• **Do this**: Please print every record below exactly as it appears.

Saved entries:
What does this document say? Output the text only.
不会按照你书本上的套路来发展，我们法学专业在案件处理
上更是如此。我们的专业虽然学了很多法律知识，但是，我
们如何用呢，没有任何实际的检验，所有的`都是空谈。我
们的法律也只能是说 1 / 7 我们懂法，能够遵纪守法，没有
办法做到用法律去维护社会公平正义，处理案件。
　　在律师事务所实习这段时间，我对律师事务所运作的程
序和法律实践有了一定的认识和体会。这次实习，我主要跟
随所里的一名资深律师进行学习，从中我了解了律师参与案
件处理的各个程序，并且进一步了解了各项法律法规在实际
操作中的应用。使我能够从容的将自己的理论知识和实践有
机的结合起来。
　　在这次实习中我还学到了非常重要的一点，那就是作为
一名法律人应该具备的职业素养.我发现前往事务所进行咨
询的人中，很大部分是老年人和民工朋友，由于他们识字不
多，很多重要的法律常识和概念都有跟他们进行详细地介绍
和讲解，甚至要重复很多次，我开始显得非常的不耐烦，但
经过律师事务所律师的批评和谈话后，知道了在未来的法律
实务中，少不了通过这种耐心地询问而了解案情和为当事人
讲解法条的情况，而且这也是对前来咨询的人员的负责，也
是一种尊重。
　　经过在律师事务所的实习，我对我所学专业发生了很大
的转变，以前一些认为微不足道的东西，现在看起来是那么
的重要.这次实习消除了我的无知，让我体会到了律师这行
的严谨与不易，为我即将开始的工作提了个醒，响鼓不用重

• **Result of the task**:
What does this document say? Output the text only.
不会按照你书本上的套路来发展，我们法学专业在案件处理
上更是如此。我们的专业虽然学了很多法律知识，但是，我
们如何用呢，没有任何实际的检验，所有的`都是空谈。我
们的法律也只能是说 1 / 7 我们懂法，能够遵纪守法，没有
办法做到用法律去维护社会公平正义，处理案件。
　　在律师事务所实习这段时间，我对律师事务所运作的程
序和法律实践有了一定的认识和体会。这次实习，我主要跟
随所里的一名资深律师进行学习，从中我了解了律师参与案
件处理的各个程序，并且进一步了解了各项法律法规在实际
操作中的应用。使我能够从容的将自己的理论知识和实践有
机的结合起来。
　　在这次实习中我还学到了非常重要的一点，那就是作为
一名法律人应该具备的职业素养.我发现前往事务所进行咨
询的人中，很大部分是老年人和民工朋友，由于他们识字不
多，很多重要的法律常识和概念都有跟他们进行详细地介绍
和讲解，甚至要重复很多次，我开始显得非常的不耐烦，但
经过律师事务所律师的批评和谈话后，知道了在未来的法律
实务中，少不了通过这种耐心地询问而了解案情和为当事人
讲解法条的情况，而且这也是对前来咨询的人员的负责，也
是一种尊重。
　　经过在律师事务所的实习，我对我所学专业发生了很大
的转变，以前一些认为微不足道的东西，现在看起来是那么
的重要.这次实习消除了我的无知，让我体会到了律师这行
的严谨与不易，为我即将开始的工作提了个醒，响鼓不用重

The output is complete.